WHAT NEEDS TO BE DONE
Find the lines holding the word "Activity" and collect them.

[A block of data]
■ ■ ■ ■

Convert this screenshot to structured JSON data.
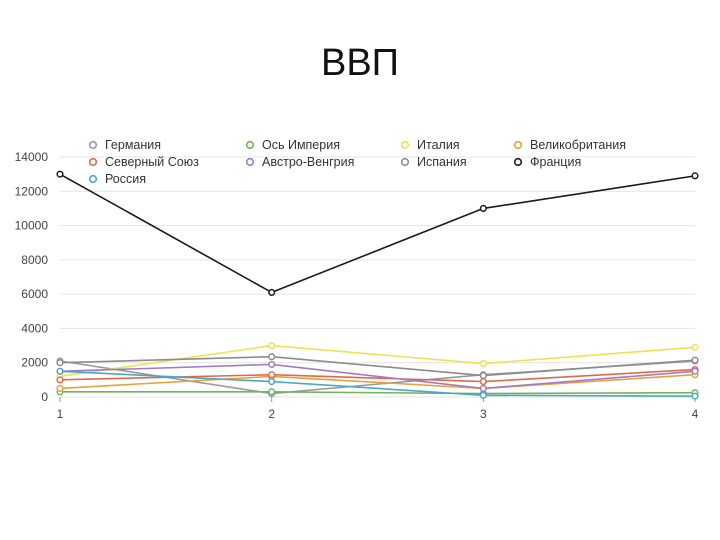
{
  "slide": {
    "title": "ВВП"
  },
  "chart_data": {
    "type": "line",
    "title": "ВВП",
    "x": [
      1,
      2,
      3,
      4
    ],
    "ylim": [
      0,
      14000
    ],
    "yticks": [
      0,
      2000,
      4000,
      6000,
      8000,
      10000,
      12000,
      14000
    ],
    "grid": true,
    "legend_position": "top",
    "series": [
      {
        "name": "Германия",
        "color": "#9a9a9a",
        "values": [
          2100,
          200,
          1300,
          2100
        ]
      },
      {
        "name": "Ось Империя",
        "color": "#72b45a",
        "values": [
          300,
          300,
          200,
          250
        ]
      },
      {
        "name": "Италия",
        "color": "#ece44a",
        "values": [
          1200,
          3000,
          1950,
          2900
        ]
      },
      {
        "name": "Великобритания",
        "color": "#e6a23a",
        "values": [
          500,
          1200,
          500,
          1300
        ]
      },
      {
        "name": "Северный Союз",
        "color": "#e0694a",
        "values": [
          1000,
          1300,
          900,
          1600
        ]
      },
      {
        "name": "Австро-Венгрия",
        "color": "#a07cc6",
        "values": [
          1500,
          1900,
          500,
          1500
        ]
      },
      {
        "name": "Испания",
        "color": "#8c8c8c",
        "values": [
          2000,
          2350,
          1250,
          2150
        ]
      },
      {
        "name": "Франция",
        "color": "#1a1a1a",
        "values": [
          13000,
          6100,
          11000,
          12900
        ]
      },
      {
        "name": "Россия",
        "color": "#4aa8c8",
        "values": [
          1500,
          900,
          100,
          50
        ]
      }
    ]
  }
}
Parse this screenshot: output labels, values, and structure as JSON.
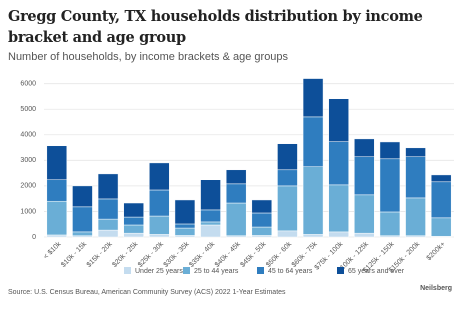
{
  "chart_data": {
    "type": "stacked_bar",
    "title": "Gregg County, TX households distribution by income bracket and age group",
    "subtitle": "Number of households, by income brackets & age groups",
    "categories": [
      "< $10k",
      "$10k - 15k",
      "$15k - 20k",
      "$20k - 25k",
      "$25k - 30k",
      "$30k - 35k",
      "$35k - 40k",
      "$40k - 45k",
      "$45k - 50k",
      "$50k - 60k",
      "$60k - 75k",
      "$75k - 100k",
      "$100k - 125k",
      "$125k - 150k",
      "$150k - 200k",
      "$200k+"
    ],
    "series": [
      {
        "name": "Under 25 years",
        "color": "#c4dcef",
        "values": [
          80,
          50,
          270,
          150,
          100,
          60,
          470,
          50,
          60,
          240,
          100,
          200,
          150,
          50,
          50,
          30
        ]
      },
      {
        "name": "25 to 44 years",
        "color": "#6aaed6",
        "values": [
          1320,
          150,
          430,
          320,
          720,
          290,
          120,
          1280,
          330,
          1760,
          2650,
          1840,
          1500,
          930,
          1480,
          720
        ]
      },
      {
        "name": "45 to 64 years",
        "color": "#2f7dbf",
        "values": [
          840,
          980,
          790,
          310,
          1020,
          160,
          470,
          750,
          550,
          630,
          1950,
          1690,
          1490,
          2080,
          1610,
          1410
        ]
      },
      {
        "name": "65 years and over",
        "color": "#0d4f99",
        "values": [
          1330,
          820,
          980,
          550,
          1060,
          940,
          1180,
          550,
          510,
          1020,
          1500,
          1680,
          700,
          660,
          350,
          270
        ]
      }
    ],
    "ylim": [
      0,
      6300
    ],
    "yticks": [
      0,
      1000,
      2000,
      3000,
      4000,
      5000,
      6000
    ],
    "grid": true,
    "source": "Source: U.S. Census Bureau, American Community Survey (ACS) 2022 1-Year Estimates",
    "brand": "Neilsberg"
  }
}
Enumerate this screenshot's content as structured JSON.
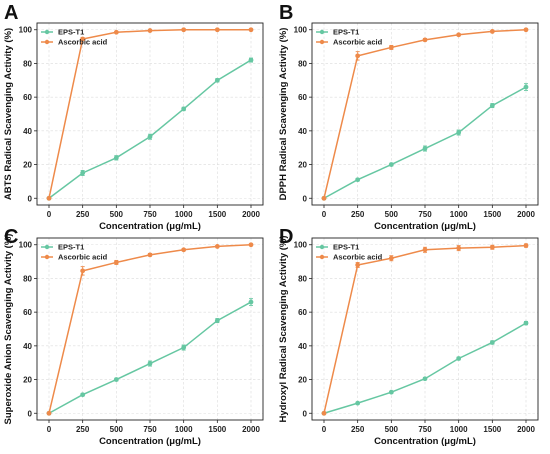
{
  "figure": {
    "colors": {
      "eps": "#66c7a2",
      "ascorbic": "#ee8a4a"
    },
    "shared_xlabel": "Concentration (μg/mL)"
  },
  "chart_data": [
    {
      "type": "line",
      "panel_letter": "A",
      "xlabel": "Concentration (μg/mL)",
      "ylabel": "ABTS Radical Scavenging Activity (%)",
      "categories": [
        "0",
        "250",
        "500",
        "750",
        "1000",
        "1500",
        "2000"
      ],
      "yticks": [
        "0",
        "20",
        "40",
        "60",
        "80",
        "100"
      ],
      "ylim": [
        -4,
        104
      ],
      "grid": true,
      "legend_position": "top-left",
      "series": [
        {
          "name": "EPS-T1",
          "color": "#66c7a2",
          "values": [
            0,
            15,
            24,
            36.5,
            53,
            70,
            82
          ],
          "errors": [
            0,
            1.5,
            1.3,
            1.5,
            1.0,
            1.0,
            1.2
          ]
        },
        {
          "name": "Ascorbic acid",
          "color": "#ee8a4a",
          "values": [
            0,
            94.5,
            98.5,
            99.5,
            100,
            100,
            100
          ],
          "errors": [
            0,
            0.8,
            0.5,
            0.4,
            0.3,
            0.3,
            0.3
          ]
        }
      ]
    },
    {
      "type": "line",
      "panel_letter": "B",
      "xlabel": "Concentration (μg/mL)",
      "ylabel": "DPPH Radical Scavenging Activity (%)",
      "categories": [
        "0",
        "250",
        "500",
        "750",
        "1000",
        "1500",
        "2000"
      ],
      "yticks": [
        "0",
        "20",
        "40",
        "60",
        "80",
        "100"
      ],
      "ylim": [
        -4,
        104
      ],
      "grid": true,
      "legend_position": "top-left",
      "series": [
        {
          "name": "EPS-T1",
          "color": "#66c7a2",
          "values": [
            0,
            11,
            20,
            29.5,
            39,
            55,
            66
          ],
          "errors": [
            0,
            0.8,
            0.8,
            1.5,
            1.5,
            1.2,
            2.0
          ]
        },
        {
          "name": "Ascorbic acid",
          "color": "#ee8a4a",
          "values": [
            0,
            84.5,
            89.5,
            94,
            97,
            99,
            100
          ],
          "errors": [
            0,
            2.5,
            1.2,
            0.8,
            0.6,
            0.5,
            0.5
          ]
        }
      ]
    },
    {
      "type": "line",
      "panel_letter": "C",
      "xlabel": "Concentration (μg/mL)",
      "ylabel": "Superoxide Anion Scavenging Activity (%)",
      "categories": [
        "0",
        "250",
        "500",
        "750",
        "1000",
        "1500",
        "2000"
      ],
      "yticks": [
        "0",
        "20",
        "40",
        "60",
        "80",
        "100"
      ],
      "ylim": [
        -4,
        104
      ],
      "grid": true,
      "legend_position": "top-left",
      "series": [
        {
          "name": "EPS-T1",
          "color": "#66c7a2",
          "values": [
            0,
            11,
            20,
            29.5,
            39,
            55,
            66
          ],
          "errors": [
            0,
            0.8,
            0.8,
            1.5,
            1.5,
            1.2,
            2.0
          ]
        },
        {
          "name": "Ascorbic acid",
          "color": "#ee8a4a",
          "values": [
            0,
            84.5,
            89.5,
            94,
            97,
            99,
            100
          ],
          "errors": [
            0,
            2.5,
            1.2,
            0.8,
            0.6,
            0.5,
            0.5
          ]
        }
      ]
    },
    {
      "type": "line",
      "panel_letter": "D",
      "xlabel": "Concentration (μg/mL)",
      "ylabel": "Hydroxyl Radical Scavenging Activity (%)",
      "categories": [
        "0",
        "250",
        "500",
        "750",
        "1000",
        "1500",
        "2000"
      ],
      "yticks": [
        "0",
        "20",
        "40",
        "60",
        "80",
        "100"
      ],
      "ylim": [
        -4,
        104
      ],
      "grid": true,
      "legend_position": "top-left",
      "series": [
        {
          "name": "EPS-T1",
          "color": "#66c7a2",
          "values": [
            0,
            6,
            12.5,
            20.5,
            32.5,
            42,
            53.5
          ],
          "errors": [
            0,
            0.6,
            0.6,
            0.7,
            0.8,
            1.0,
            1.0
          ]
        },
        {
          "name": "Ascorbic acid",
          "color": "#ee8a4a",
          "values": [
            0,
            88,
            92,
            97,
            98,
            98.5,
            99.5
          ],
          "errors": [
            0,
            1.5,
            1.5,
            1.5,
            1.5,
            1.2,
            1.0
          ]
        }
      ]
    }
  ]
}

■ ■ ■ ■

ANSWER TO THE PROBLEM
      "ylabel": "ABTS Radical Scavenging Activity (%)",
      "ylabel": "DPPH Radical Scavenging Activity (%)",
      "ylabel": "Superoxide Anion Scavenging Activity (%)",
      "ylabel": "Hydroxyl Radical Scavenging Activity (%)",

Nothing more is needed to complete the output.